Task brief - Write out the material exactly, leaving every picture behind.
>> begin Given records
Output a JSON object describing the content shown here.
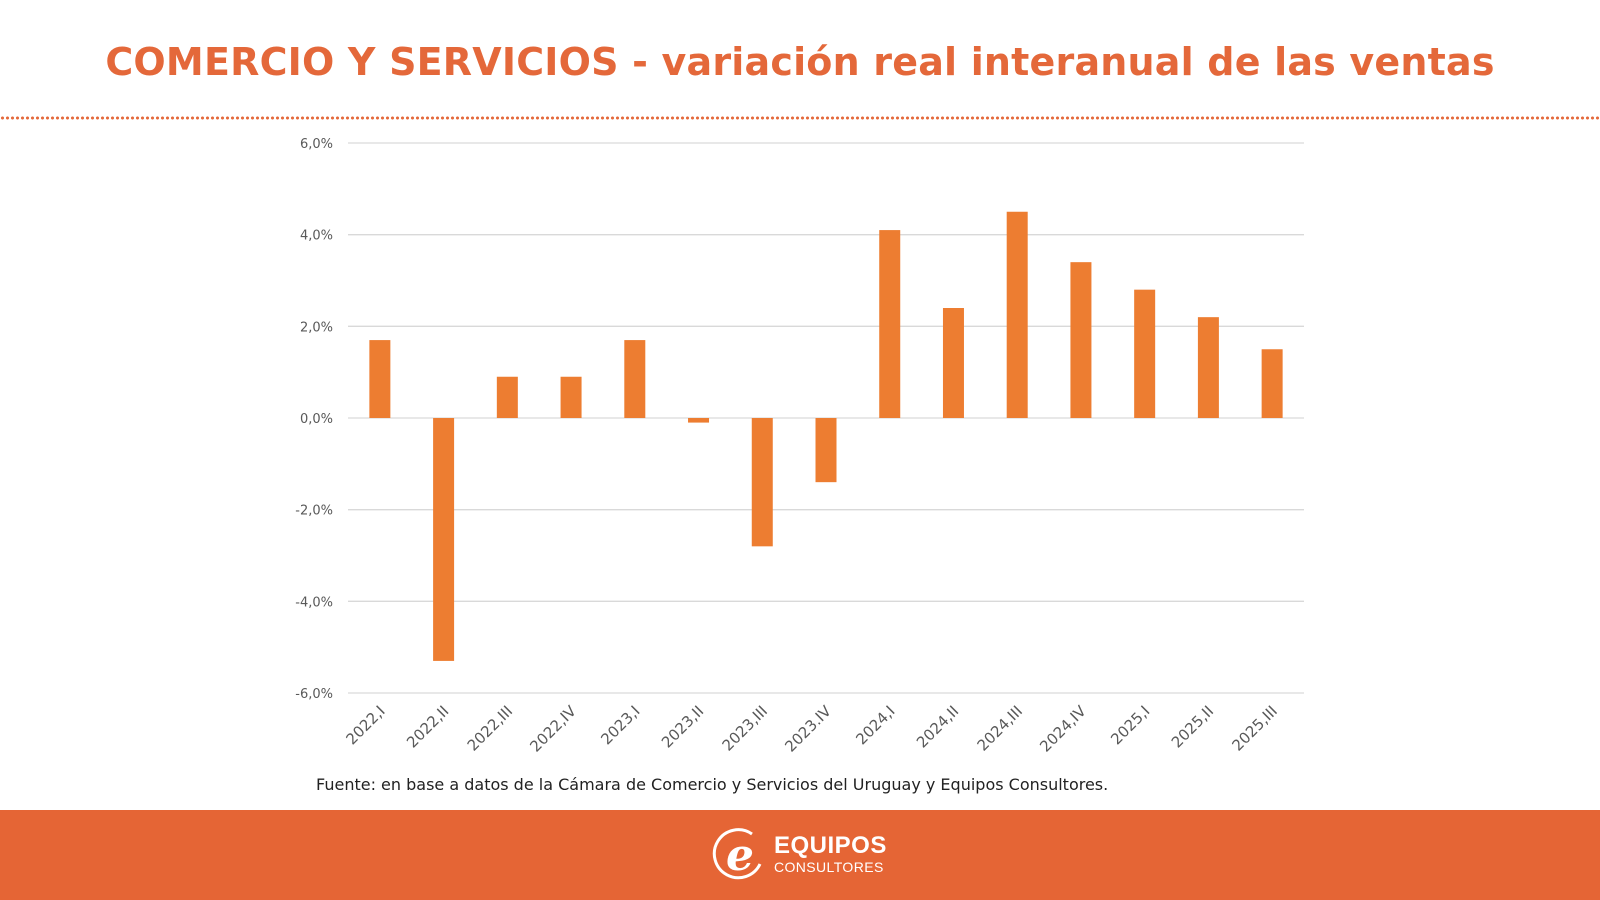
{
  "header": {
    "title": "COMERCIO Y SERVICIOS - variación real interanual de las ventas"
  },
  "chart_data": {
    "type": "bar",
    "title": "COMERCIO Y SERVICIOS - variación real interanual de las ventas",
    "xlabel": "",
    "ylabel": "",
    "categories": [
      "2022,I",
      "2022,II",
      "2022,III",
      "2022,IV",
      "2023,I",
      "2023,II",
      "2023,III",
      "2023.IV",
      "2024,I",
      "2024,II",
      "2024,III",
      "2024,IV",
      "2025,I",
      "2025,II",
      "2025,III"
    ],
    "values": [
      1.7,
      -5.3,
      0.9,
      0.9,
      1.7,
      -0.1,
      -2.8,
      -1.4,
      4.1,
      2.4,
      4.5,
      3.4,
      2.8,
      2.2,
      1.5
    ],
    "unit": "%",
    "ylim": [
      -6,
      6
    ],
    "yticks": [
      6,
      4,
      2,
      0,
      -2,
      -4,
      -6
    ],
    "ytick_labels": [
      "6,0%",
      "4,0%",
      "2,0%",
      "0,0%",
      "-2,0%",
      "-4,0%",
      "-6,0%"
    ],
    "grid": true,
    "legend": "none",
    "bar_color": "#ed7d31"
  },
  "source_note": "Fuente: en base a datos de la Cámara de Comercio y Servicios del Uruguay y Equipos Consultores.",
  "footer": {
    "logo_icon": "e-letter-logo",
    "brand_name": "EQUIPOS",
    "brand_sub": "CONSULTORES",
    "background_color": "#e56535"
  }
}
>> end Given records
Result for this exercise -
Output a JSON object describing the content shown here.
{
  "header": {
    "title": "COMERCIO Y SERVICIOS - variación real interanual de las ventas"
  },
  "chart_data": {
    "type": "bar",
    "title": "COMERCIO Y SERVICIOS - variación real interanual de las ventas",
    "xlabel": "",
    "ylabel": "",
    "categories": [
      "2022,I",
      "2022,II",
      "2022,III",
      "2022,IV",
      "2023,I",
      "2023,II",
      "2023,III",
      "2023.IV",
      "2024,I",
      "2024,II",
      "2024,III",
      "2024,IV",
      "2025,I",
      "2025,II",
      "2025,III"
    ],
    "values": [
      1.7,
      -5.3,
      0.9,
      0.9,
      1.7,
      -0.1,
      -2.8,
      -1.4,
      4.1,
      2.4,
      4.5,
      3.4,
      2.8,
      2.2,
      1.5
    ],
    "unit": "%",
    "ylim": [
      -6,
      6
    ],
    "yticks": [
      6,
      4,
      2,
      0,
      -2,
      -4,
      -6
    ],
    "ytick_labels": [
      "6,0%",
      "4,0%",
      "2,0%",
      "0,0%",
      "-2,0%",
      "-4,0%",
      "-6,0%"
    ],
    "grid": true,
    "legend": "none",
    "bar_color": "#ed7d31"
  },
  "source_note": "Fuente: en base a datos de la Cámara de Comercio y Servicios del Uruguay y Equipos Consultores.",
  "footer": {
    "logo_icon": "e-letter-logo",
    "brand_name": "EQUIPOS",
    "brand_sub": "CONSULTORES",
    "background_color": "#e56535"
  }
}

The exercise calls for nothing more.